Material to process:
++++++++++++++++++++
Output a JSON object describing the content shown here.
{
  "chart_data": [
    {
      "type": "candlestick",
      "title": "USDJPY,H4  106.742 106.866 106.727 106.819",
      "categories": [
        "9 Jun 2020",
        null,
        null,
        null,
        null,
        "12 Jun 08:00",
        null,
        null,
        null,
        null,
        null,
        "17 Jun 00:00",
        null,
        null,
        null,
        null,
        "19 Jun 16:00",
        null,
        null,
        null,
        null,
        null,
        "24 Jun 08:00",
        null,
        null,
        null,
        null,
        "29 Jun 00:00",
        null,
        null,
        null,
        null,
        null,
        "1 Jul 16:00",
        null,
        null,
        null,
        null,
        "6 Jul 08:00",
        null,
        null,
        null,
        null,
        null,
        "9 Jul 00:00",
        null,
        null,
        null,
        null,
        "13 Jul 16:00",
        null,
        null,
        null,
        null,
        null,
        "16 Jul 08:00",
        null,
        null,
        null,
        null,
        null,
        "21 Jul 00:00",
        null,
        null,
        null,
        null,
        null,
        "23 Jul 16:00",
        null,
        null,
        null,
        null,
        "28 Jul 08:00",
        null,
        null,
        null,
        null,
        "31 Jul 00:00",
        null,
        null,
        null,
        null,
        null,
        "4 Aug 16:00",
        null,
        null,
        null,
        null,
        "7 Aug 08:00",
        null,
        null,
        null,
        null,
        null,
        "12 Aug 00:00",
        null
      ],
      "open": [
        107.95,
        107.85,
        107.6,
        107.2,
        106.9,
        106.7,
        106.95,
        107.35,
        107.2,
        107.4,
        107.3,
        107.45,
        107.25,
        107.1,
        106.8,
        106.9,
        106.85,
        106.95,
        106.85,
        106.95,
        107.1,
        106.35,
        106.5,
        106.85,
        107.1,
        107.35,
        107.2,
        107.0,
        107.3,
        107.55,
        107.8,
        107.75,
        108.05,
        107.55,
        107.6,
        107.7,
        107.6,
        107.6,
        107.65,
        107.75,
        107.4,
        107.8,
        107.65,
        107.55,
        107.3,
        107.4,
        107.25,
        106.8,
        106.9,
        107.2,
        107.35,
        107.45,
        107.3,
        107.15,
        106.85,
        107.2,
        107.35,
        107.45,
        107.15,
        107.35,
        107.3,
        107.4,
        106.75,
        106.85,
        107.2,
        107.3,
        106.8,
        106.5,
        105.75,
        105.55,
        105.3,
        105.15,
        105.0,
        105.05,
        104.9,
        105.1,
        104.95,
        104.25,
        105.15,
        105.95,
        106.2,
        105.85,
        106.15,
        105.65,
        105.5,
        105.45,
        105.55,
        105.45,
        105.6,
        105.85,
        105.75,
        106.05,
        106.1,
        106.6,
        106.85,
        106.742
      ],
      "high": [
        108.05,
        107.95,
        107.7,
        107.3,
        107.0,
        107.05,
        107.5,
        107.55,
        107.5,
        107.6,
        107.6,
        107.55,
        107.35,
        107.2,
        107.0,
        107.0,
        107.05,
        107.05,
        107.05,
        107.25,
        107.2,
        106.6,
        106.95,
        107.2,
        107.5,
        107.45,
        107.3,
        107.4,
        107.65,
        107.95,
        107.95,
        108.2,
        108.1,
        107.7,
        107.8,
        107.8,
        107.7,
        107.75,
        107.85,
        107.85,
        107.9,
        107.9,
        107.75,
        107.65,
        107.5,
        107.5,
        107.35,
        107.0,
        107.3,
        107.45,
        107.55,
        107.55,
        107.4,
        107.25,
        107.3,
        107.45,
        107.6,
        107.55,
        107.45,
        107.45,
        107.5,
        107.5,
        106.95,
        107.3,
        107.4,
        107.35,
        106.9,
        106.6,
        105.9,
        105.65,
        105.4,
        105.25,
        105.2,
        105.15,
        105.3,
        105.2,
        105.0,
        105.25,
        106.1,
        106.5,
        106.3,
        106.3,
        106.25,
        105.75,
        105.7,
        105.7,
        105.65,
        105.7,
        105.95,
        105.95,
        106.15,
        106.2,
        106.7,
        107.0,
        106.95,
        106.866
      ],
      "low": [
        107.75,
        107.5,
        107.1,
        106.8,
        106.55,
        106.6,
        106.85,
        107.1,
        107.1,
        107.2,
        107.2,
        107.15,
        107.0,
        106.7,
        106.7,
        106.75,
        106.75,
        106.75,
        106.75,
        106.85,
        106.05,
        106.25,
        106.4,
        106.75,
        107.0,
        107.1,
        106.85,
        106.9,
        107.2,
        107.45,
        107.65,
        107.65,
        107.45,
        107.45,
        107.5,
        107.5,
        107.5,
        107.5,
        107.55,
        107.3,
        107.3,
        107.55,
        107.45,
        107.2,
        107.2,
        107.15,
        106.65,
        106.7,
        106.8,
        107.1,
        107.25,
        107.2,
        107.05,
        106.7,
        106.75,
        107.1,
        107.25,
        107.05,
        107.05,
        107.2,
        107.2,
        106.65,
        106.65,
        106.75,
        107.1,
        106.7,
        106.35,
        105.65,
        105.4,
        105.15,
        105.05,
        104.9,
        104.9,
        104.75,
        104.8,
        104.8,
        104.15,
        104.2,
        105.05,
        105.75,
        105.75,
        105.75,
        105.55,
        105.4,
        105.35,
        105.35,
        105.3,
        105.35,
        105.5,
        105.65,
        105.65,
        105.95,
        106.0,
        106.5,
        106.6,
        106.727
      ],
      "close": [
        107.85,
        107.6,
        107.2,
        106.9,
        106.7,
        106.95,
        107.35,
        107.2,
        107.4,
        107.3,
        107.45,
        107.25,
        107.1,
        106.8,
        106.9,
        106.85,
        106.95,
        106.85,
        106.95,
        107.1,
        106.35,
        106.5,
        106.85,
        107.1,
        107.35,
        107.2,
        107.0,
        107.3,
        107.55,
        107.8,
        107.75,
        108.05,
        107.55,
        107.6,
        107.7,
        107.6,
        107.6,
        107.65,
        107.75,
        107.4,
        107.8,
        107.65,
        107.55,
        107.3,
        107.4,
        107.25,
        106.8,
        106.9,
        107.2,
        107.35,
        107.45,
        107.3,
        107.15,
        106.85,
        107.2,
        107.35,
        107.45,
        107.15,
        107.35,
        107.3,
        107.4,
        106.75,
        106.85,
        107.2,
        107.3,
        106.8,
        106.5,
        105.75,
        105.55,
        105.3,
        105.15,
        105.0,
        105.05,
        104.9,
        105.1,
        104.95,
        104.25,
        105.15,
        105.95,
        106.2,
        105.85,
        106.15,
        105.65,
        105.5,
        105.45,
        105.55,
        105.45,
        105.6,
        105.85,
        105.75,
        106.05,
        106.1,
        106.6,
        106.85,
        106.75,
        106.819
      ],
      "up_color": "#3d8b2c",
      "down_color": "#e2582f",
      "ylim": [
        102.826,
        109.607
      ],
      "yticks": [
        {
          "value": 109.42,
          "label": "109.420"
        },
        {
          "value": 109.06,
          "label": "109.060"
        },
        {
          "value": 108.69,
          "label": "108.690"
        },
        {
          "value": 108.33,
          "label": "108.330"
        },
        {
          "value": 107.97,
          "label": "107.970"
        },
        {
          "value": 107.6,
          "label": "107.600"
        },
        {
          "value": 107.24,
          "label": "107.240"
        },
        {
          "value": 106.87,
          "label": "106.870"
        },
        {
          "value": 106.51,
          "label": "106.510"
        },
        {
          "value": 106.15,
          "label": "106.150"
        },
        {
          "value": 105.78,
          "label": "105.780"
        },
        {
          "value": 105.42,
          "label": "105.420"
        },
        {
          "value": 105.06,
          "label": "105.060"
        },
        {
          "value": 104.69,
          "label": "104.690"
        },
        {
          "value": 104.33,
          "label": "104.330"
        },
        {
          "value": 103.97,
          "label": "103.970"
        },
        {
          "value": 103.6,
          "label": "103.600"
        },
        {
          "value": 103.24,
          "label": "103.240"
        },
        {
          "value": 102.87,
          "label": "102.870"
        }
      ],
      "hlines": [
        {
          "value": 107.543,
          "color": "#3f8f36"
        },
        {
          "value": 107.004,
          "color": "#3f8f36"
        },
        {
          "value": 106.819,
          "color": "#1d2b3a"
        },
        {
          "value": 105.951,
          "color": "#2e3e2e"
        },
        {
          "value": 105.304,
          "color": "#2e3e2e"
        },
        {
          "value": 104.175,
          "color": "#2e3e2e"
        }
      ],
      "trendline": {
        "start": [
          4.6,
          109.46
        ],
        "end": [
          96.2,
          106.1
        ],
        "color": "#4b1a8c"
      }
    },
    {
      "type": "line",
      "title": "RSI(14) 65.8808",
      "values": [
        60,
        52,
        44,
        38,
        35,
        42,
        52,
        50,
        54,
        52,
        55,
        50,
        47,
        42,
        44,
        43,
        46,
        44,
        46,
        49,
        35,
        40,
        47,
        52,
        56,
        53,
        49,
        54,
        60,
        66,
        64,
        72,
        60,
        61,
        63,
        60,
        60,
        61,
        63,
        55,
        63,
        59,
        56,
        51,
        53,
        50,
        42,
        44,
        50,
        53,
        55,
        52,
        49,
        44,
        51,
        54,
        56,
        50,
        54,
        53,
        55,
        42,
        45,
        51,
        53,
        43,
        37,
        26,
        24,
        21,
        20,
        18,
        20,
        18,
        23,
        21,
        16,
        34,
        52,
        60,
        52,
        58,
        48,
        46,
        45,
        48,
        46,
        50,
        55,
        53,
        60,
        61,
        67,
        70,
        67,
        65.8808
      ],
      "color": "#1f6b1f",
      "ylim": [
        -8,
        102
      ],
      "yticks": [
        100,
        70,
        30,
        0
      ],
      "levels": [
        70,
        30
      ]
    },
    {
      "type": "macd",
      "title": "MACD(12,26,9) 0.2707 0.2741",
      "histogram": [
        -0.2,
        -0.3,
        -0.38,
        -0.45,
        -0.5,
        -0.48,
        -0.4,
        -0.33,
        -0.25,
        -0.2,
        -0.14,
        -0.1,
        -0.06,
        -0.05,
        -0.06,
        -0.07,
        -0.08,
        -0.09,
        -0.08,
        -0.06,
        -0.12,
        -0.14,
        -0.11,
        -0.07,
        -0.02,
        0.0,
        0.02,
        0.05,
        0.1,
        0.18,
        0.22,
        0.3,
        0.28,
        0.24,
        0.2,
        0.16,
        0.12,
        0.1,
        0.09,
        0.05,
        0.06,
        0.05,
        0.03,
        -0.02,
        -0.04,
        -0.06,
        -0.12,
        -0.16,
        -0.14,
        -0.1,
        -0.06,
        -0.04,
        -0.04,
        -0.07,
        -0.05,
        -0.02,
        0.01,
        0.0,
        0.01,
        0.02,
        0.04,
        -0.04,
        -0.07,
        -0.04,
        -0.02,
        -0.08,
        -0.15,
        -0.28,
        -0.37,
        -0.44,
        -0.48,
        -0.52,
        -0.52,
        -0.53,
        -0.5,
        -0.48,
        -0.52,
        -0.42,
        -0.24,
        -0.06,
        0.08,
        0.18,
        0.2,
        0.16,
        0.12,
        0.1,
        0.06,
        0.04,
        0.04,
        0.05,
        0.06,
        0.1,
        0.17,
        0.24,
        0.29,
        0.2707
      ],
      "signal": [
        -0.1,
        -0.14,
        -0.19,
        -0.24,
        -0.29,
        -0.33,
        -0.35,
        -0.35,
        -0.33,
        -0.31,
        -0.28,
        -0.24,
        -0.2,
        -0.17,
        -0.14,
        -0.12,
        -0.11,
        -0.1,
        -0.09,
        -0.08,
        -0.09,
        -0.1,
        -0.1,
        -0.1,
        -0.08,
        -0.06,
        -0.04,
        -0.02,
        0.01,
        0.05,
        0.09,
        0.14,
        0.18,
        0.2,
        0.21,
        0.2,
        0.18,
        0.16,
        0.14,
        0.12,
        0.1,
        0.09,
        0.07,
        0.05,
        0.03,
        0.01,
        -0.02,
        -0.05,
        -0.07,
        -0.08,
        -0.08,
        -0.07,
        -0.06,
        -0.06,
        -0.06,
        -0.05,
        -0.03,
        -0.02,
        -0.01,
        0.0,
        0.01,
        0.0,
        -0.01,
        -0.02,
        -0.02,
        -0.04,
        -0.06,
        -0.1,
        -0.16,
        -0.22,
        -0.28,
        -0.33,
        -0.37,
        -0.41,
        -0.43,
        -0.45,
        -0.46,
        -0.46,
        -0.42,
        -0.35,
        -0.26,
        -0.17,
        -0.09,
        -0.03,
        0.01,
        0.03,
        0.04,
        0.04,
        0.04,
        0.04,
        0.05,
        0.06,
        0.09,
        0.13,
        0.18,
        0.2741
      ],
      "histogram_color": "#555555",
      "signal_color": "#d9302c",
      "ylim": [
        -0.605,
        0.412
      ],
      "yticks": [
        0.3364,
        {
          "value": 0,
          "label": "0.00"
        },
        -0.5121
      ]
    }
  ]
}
++++++++++++++++++++
Exercise:
Looking at the records above, work out how many lines include the word "title", then give that number by itself.

Expected output:
3